§ **Job**
Drop the pictures, then extract the listing word for word.

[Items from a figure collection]
----

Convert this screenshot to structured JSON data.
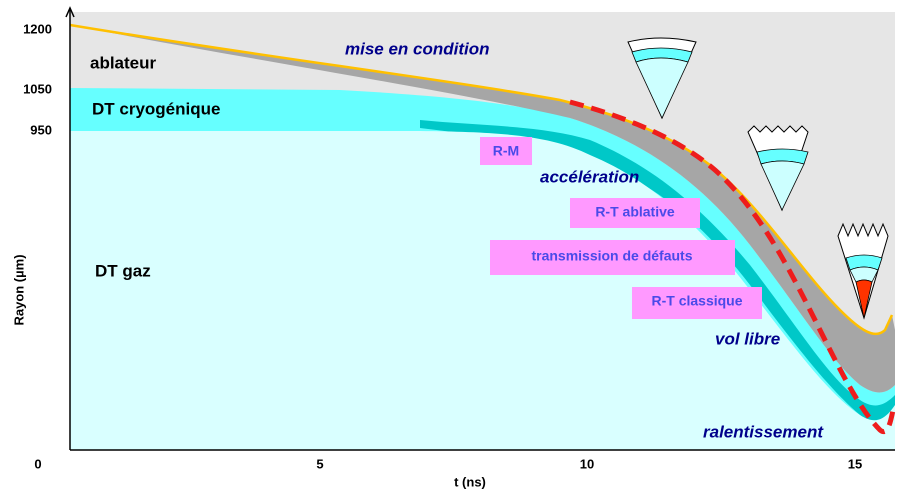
{
  "axes": {
    "y_label": "Rayon (µm)",
    "x_label": "t (ns)",
    "origin": "0",
    "y_ticks": [
      "1200",
      "1050",
      "950"
    ],
    "x_ticks": [
      "5",
      "10",
      "15"
    ]
  },
  "regions": [
    "ablateur",
    "DT cryogénique",
    "DT gaz"
  ],
  "phases": [
    "mise en condition",
    "accélération",
    "vol libre",
    "ralentissement"
  ],
  "instabilities": [
    "R-M",
    "R-T ablative",
    "transmission de défauts",
    "R-T classique"
  ]
}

----

§ **Task output**
Convert this screenshot to structured JSON data.
{
  "axes": {
    "y_label": "Rayon (µm)",
    "x_label": "t (ns)",
    "origin": "0",
    "y_ticks": [
      "1200",
      "1050",
      "950"
    ],
    "x_ticks": [
      "5",
      "10",
      "15"
    ]
  },
  "regions": [
    "ablateur",
    "DT cryogénique",
    "DT gaz"
  ],
  "phases": [
    "mise en condition",
    "accélération",
    "vol libre",
    "ralentissement"
  ],
  "instabilities": [
    "R-M",
    "R-T ablative",
    "transmission de défauts",
    "R-T classique"
  ]
}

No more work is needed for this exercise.